Task to carry out> Pick out the lines in the listing below that contain the word "Midt" and copy them.

--- start of Data shown ---

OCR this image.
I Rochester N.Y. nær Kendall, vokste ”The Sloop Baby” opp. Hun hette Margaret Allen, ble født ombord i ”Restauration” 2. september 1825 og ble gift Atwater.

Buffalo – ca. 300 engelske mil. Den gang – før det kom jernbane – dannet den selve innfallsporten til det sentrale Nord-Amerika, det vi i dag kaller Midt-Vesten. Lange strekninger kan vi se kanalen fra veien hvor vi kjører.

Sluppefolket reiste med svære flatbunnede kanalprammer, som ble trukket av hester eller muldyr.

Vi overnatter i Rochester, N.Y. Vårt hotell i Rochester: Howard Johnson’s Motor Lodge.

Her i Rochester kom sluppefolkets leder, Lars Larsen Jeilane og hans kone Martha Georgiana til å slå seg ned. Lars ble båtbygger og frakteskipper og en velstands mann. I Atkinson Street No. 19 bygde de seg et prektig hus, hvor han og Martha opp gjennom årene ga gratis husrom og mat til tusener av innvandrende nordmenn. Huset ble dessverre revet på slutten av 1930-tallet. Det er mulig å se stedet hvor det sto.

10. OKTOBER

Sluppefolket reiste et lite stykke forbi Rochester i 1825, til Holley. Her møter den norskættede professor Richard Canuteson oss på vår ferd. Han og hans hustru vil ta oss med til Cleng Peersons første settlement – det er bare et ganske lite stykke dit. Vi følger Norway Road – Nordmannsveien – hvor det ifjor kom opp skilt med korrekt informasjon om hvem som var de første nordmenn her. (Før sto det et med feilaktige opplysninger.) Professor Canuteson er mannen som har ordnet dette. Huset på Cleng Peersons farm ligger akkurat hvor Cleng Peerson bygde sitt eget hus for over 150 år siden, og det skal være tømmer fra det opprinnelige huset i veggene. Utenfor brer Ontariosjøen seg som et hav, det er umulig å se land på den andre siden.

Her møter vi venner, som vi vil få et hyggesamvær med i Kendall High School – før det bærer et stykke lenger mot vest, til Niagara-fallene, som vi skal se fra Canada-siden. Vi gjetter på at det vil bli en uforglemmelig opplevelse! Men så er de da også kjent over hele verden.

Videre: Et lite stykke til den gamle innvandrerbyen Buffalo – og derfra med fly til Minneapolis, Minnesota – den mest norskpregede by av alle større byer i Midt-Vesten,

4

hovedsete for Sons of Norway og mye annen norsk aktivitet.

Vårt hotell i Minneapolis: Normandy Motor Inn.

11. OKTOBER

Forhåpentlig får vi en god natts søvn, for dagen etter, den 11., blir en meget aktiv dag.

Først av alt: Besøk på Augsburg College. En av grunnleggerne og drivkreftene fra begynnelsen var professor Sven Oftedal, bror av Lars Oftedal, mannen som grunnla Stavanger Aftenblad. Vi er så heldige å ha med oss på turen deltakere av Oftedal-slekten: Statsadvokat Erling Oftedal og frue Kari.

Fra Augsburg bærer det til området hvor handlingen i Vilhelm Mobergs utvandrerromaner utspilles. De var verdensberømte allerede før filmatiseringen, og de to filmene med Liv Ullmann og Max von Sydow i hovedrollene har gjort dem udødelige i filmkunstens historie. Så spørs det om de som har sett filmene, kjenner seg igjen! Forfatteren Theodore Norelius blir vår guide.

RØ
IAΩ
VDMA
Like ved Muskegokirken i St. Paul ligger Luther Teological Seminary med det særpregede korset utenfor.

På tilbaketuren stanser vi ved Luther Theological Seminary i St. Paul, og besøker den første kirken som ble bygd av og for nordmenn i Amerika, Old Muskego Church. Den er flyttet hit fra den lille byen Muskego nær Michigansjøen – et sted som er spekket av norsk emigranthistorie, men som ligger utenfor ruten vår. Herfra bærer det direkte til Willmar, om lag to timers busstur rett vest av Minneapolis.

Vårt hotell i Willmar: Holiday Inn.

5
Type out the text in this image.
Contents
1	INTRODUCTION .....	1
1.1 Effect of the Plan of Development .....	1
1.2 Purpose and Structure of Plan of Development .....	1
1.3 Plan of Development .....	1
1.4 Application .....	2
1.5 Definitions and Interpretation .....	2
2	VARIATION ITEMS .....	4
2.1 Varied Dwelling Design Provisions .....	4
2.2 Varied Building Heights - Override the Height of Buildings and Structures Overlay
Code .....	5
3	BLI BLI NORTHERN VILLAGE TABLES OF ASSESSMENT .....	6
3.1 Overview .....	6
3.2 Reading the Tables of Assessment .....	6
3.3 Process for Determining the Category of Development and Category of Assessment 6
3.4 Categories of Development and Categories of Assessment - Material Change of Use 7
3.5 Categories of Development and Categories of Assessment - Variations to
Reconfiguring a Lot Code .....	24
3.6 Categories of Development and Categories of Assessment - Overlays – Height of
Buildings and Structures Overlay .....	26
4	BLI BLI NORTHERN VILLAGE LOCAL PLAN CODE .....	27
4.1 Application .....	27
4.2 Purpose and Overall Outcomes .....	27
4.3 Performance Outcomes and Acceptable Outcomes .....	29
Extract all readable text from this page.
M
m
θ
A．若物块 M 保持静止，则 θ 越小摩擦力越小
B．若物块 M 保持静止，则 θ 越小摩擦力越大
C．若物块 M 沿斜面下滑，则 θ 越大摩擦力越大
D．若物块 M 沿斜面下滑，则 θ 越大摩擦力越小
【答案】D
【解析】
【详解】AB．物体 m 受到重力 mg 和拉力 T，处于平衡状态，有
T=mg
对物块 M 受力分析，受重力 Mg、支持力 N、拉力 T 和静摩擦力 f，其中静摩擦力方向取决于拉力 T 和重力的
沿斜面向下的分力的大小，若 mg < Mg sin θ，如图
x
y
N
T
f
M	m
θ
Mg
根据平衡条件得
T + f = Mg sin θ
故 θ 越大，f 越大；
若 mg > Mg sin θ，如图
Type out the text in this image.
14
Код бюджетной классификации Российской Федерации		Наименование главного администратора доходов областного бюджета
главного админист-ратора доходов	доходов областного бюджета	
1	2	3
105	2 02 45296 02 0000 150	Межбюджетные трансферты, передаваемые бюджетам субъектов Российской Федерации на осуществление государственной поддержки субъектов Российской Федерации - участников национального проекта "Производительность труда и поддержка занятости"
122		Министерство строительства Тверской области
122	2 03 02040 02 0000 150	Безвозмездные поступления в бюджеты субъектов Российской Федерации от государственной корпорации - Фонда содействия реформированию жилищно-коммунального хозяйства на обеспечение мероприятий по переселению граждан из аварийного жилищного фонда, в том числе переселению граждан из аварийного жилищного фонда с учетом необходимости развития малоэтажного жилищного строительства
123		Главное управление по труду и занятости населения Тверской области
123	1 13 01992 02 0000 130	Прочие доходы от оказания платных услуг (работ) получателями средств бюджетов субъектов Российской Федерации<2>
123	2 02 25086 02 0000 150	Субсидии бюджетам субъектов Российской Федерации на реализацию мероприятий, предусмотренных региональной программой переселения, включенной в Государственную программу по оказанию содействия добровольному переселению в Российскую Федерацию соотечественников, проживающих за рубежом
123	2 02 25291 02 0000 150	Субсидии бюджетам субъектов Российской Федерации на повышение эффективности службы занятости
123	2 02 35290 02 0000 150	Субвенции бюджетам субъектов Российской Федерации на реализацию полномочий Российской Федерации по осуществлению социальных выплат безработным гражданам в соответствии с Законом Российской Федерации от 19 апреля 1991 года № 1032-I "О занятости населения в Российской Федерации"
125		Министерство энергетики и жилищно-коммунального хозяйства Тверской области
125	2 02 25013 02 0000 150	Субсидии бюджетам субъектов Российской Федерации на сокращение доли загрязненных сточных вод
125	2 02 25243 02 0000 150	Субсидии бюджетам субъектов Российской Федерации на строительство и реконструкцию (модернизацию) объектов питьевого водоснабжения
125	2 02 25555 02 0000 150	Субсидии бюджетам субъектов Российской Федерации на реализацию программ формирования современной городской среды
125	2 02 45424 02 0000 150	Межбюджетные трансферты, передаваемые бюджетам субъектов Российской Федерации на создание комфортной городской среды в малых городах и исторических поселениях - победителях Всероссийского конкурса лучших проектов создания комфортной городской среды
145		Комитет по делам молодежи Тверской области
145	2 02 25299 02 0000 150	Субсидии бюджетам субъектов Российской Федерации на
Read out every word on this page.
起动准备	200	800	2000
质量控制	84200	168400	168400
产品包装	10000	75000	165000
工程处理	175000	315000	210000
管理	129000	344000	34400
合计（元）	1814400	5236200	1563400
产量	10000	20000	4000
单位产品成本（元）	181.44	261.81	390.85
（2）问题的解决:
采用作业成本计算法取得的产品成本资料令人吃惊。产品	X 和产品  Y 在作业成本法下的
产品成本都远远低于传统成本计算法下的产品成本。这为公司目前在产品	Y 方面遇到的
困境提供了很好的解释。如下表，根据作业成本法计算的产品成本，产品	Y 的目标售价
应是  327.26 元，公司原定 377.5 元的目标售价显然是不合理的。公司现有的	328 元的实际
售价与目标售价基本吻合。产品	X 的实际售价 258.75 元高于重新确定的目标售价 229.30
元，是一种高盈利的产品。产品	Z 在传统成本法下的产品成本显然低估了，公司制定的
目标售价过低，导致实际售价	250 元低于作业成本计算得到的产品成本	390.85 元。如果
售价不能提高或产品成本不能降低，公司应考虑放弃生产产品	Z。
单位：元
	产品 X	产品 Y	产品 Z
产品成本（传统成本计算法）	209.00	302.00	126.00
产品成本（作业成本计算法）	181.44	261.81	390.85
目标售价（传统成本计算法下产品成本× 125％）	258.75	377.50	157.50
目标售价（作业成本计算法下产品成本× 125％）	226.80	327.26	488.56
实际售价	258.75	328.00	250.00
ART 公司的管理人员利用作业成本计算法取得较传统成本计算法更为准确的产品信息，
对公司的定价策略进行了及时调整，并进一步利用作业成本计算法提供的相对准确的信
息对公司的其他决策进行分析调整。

--- end of Data shown ---

Solution to the problem>
Buffalo – ca. 300 engelske mil. Den gang – før det kom jernbane – dannet den selve innfallsporten til det sentrale Nord-Amerika, det vi i dag kaller Midt-Vesten. Lange strekninger kan vi se kanalen fra veien hvor vi kjører.
Videre: Et lite stykke til den gamle innvandrerbyen Buffalo – og derfra med fly til Minneapolis, Minnesota – den mest norskpregede by av alle større byer i Midt-Vesten,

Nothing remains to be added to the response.